What is asked: Identify all lines in the data containing the string "ffffff". Copy them out.

-- START OF Given entries --

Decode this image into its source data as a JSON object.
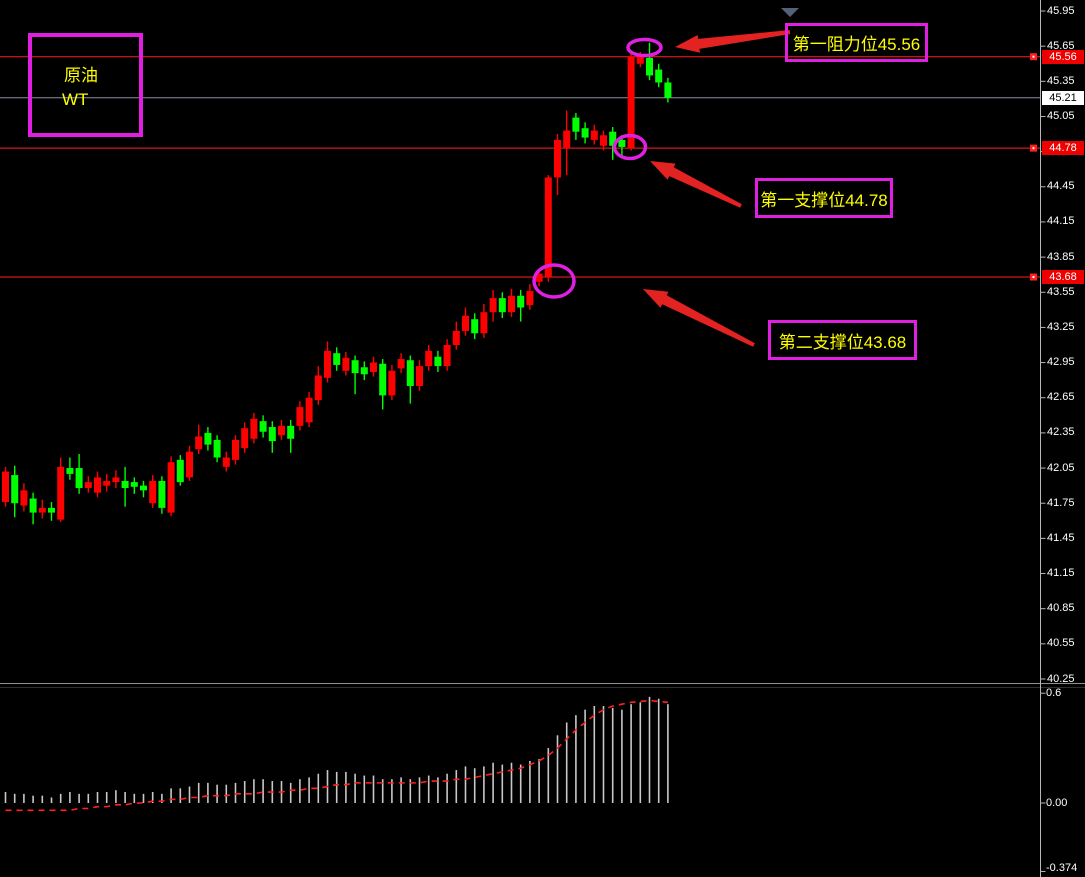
{
  "symbol_box": {
    "line1": "原油",
    "line2": "WT"
  },
  "annotations": {
    "resistance1": {
      "label": "第一阻力位45.56"
    },
    "support1": {
      "label": "第一支撑位44.78"
    },
    "support2": {
      "label": "第二支撑位43.68"
    }
  },
  "price_labels": {
    "resistance1": "45.56",
    "current": "45.21",
    "support1": "44.78",
    "support2": "43.68"
  },
  "sub_axis": {
    "top": "0.6",
    "zero": "0.00",
    "bottom": "-0.374"
  },
  "colors": {
    "background": "#000000",
    "bull": "#ff0000",
    "bear": "#00ff00",
    "level_line": "#ff2020",
    "current_line": "#8a8f9e",
    "annotation": "#e020e0",
    "annotation_text": "#ffff00",
    "histogram": "#c8c8c8",
    "signal": "#ff2020",
    "axis_text": "#ffffff",
    "tag_red_bg": "#ee0000",
    "tag_current_bg": "#ffffff"
  },
  "chart_data": {
    "type": "candlestick",
    "title": "原油 WT",
    "convention": "red = bullish, green = bearish",
    "price_axis_ticks": [
      45.95,
      45.65,
      45.35,
      45.05,
      44.75,
      44.45,
      44.15,
      43.85,
      43.55,
      43.25,
      42.95,
      42.65,
      42.35,
      42.05,
      41.75,
      41.45,
      41.15,
      40.85,
      40.55,
      40.25
    ],
    "levels": {
      "resistance1": 45.56,
      "current_price": 45.21,
      "support1": 44.78,
      "support2": 43.68
    },
    "ylim": [
      40.1,
      45.98
    ],
    "candles_ohlc": [
      [
        41.76,
        42.06,
        41.72,
        42.02
      ],
      [
        41.99,
        42.07,
        41.63,
        41.75
      ],
      [
        41.73,
        41.92,
        41.68,
        41.86
      ],
      [
        41.79,
        41.84,
        41.57,
        41.67
      ],
      [
        41.67,
        41.78,
        41.62,
        41.71
      ],
      [
        41.71,
        41.76,
        41.6,
        41.67
      ],
      [
        41.61,
        42.14,
        41.59,
        42.06
      ],
      [
        42.05,
        42.14,
        41.95,
        42.0
      ],
      [
        42.05,
        42.17,
        41.83,
        41.88
      ],
      [
        41.88,
        41.98,
        41.84,
        41.93
      ],
      [
        41.84,
        42.02,
        41.8,
        41.97
      ],
      [
        41.9,
        42.0,
        41.85,
        41.94
      ],
      [
        41.93,
        42.03,
        41.88,
        41.97
      ],
      [
        41.94,
        42.06,
        41.72,
        41.88
      ],
      [
        41.93,
        41.97,
        41.83,
        41.89
      ],
      [
        41.9,
        41.94,
        41.8,
        41.86
      ],
      [
        41.75,
        41.99,
        41.71,
        41.94
      ],
      [
        41.94,
        41.98,
        41.66,
        41.71
      ],
      [
        41.67,
        42.15,
        41.64,
        42.1
      ],
      [
        42.12,
        42.16,
        41.9,
        41.93
      ],
      [
        41.97,
        42.24,
        41.94,
        42.19
      ],
      [
        42.21,
        42.42,
        42.17,
        42.32
      ],
      [
        42.35,
        42.4,
        42.2,
        42.25
      ],
      [
        42.29,
        42.33,
        42.1,
        42.14
      ],
      [
        42.06,
        42.19,
        42.02,
        42.14
      ],
      [
        42.12,
        42.33,
        42.08,
        42.29
      ],
      [
        42.22,
        42.44,
        42.18,
        42.39
      ],
      [
        42.3,
        42.52,
        42.26,
        42.47
      ],
      [
        42.45,
        42.5,
        42.31,
        42.36
      ],
      [
        42.4,
        42.45,
        42.18,
        42.28
      ],
      [
        42.33,
        42.46,
        42.29,
        42.41
      ],
      [
        42.41,
        42.46,
        42.18,
        42.3
      ],
      [
        42.41,
        42.62,
        42.37,
        42.57
      ],
      [
        42.44,
        42.7,
        42.4,
        42.65
      ],
      [
        42.63,
        42.92,
        42.59,
        42.84
      ],
      [
        42.82,
        43.13,
        42.78,
        43.05
      ],
      [
        43.03,
        43.08,
        42.88,
        42.93
      ],
      [
        42.88,
        43.04,
        42.84,
        42.99
      ],
      [
        42.97,
        43.01,
        42.68,
        42.86
      ],
      [
        42.91,
        42.96,
        42.8,
        42.85
      ],
      [
        42.87,
        43.0,
        42.83,
        42.95
      ],
      [
        42.94,
        42.98,
        42.55,
        42.67
      ],
      [
        42.67,
        42.93,
        42.63,
        42.88
      ],
      [
        42.9,
        43.03,
        42.86,
        42.98
      ],
      [
        42.97,
        43.01,
        42.6,
        42.75
      ],
      [
        42.75,
        42.97,
        42.71,
        42.92
      ],
      [
        42.92,
        43.1,
        42.88,
        43.05
      ],
      [
        43.0,
        43.05,
        42.87,
        42.92
      ],
      [
        42.92,
        43.15,
        42.88,
        43.1
      ],
      [
        43.1,
        43.3,
        43.06,
        43.22
      ],
      [
        43.22,
        43.42,
        43.18,
        43.35
      ],
      [
        43.32,
        43.37,
        43.15,
        43.2
      ],
      [
        43.2,
        43.45,
        43.16,
        43.38
      ],
      [
        43.38,
        43.57,
        43.3,
        43.5
      ],
      [
        43.5,
        43.55,
        43.33,
        43.38
      ],
      [
        43.38,
        43.58,
        43.34,
        43.52
      ],
      [
        43.52,
        43.57,
        43.3,
        43.42
      ],
      [
        43.44,
        43.62,
        43.4,
        43.56
      ],
      [
        43.64,
        43.75,
        43.6,
        43.71
      ],
      [
        43.68,
        44.55,
        43.64,
        44.53
      ],
      [
        44.53,
        44.9,
        44.38,
        44.85
      ],
      [
        44.78,
        45.1,
        44.55,
        44.93
      ],
      [
        45.04,
        45.08,
        44.85,
        44.92
      ],
      [
        44.95,
        45.0,
        44.82,
        44.87
      ],
      [
        44.85,
        44.98,
        44.81,
        44.93
      ],
      [
        44.8,
        44.93,
        44.76,
        44.89
      ],
      [
        44.92,
        44.96,
        44.68,
        44.8
      ],
      [
        44.85,
        44.89,
        44.7,
        44.79
      ],
      [
        44.78,
        45.6,
        44.76,
        45.56
      ],
      [
        45.5,
        45.6,
        45.47,
        45.56
      ],
      [
        45.55,
        45.68,
        45.36,
        45.4
      ],
      [
        45.45,
        45.5,
        45.3,
        45.34
      ],
      [
        45.34,
        45.38,
        45.17,
        45.21
      ]
    ],
    "osma_histogram": [
      0.06,
      0.05,
      0.05,
      0.04,
      0.04,
      0.03,
      0.05,
      0.06,
      0.05,
      0.05,
      0.06,
      0.06,
      0.07,
      0.06,
      0.05,
      0.05,
      0.06,
      0.05,
      0.08,
      0.08,
      0.09,
      0.11,
      0.11,
      0.1,
      0.1,
      0.11,
      0.12,
      0.13,
      0.13,
      0.12,
      0.12,
      0.11,
      0.13,
      0.14,
      0.16,
      0.18,
      0.17,
      0.17,
      0.16,
      0.15,
      0.15,
      0.13,
      0.13,
      0.14,
      0.13,
      0.14,
      0.15,
      0.14,
      0.16,
      0.18,
      0.2,
      0.19,
      0.2,
      0.22,
      0.21,
      0.22,
      0.21,
      0.23,
      0.24,
      0.3,
      0.37,
      0.44,
      0.48,
      0.51,
      0.53,
      0.53,
      0.52,
      0.51,
      0.54,
      0.55,
      0.58,
      0.57,
      0.54
    ],
    "osma_signal": [
      -0.04,
      -0.04,
      -0.04,
      -0.04,
      -0.04,
      -0.04,
      -0.04,
      -0.04,
      -0.03,
      -0.03,
      -0.02,
      -0.02,
      -0.01,
      -0.01,
      0.0,
      0.0,
      0.01,
      0.01,
      0.02,
      0.02,
      0.03,
      0.03,
      0.04,
      0.04,
      0.04,
      0.05,
      0.05,
      0.05,
      0.06,
      0.06,
      0.06,
      0.07,
      0.07,
      0.08,
      0.08,
      0.09,
      0.1,
      0.1,
      0.11,
      0.11,
      0.11,
      0.11,
      0.11,
      0.11,
      0.11,
      0.11,
      0.12,
      0.12,
      0.12,
      0.13,
      0.13,
      0.14,
      0.15,
      0.16,
      0.17,
      0.18,
      0.19,
      0.21,
      0.23,
      0.26,
      0.3,
      0.35,
      0.4,
      0.44,
      0.48,
      0.51,
      0.53,
      0.54,
      0.55,
      0.555,
      0.56,
      0.555,
      0.55
    ],
    "sub_axis": {
      "max": 0.6,
      "zero": 0.0,
      "min": -0.374
    },
    "grid": "off",
    "legend": "none"
  }
}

-- END OF Given entries --

Exercise answer:
    "axis_text": "#ffffff",
    "tag_current_bg": "#ffffff"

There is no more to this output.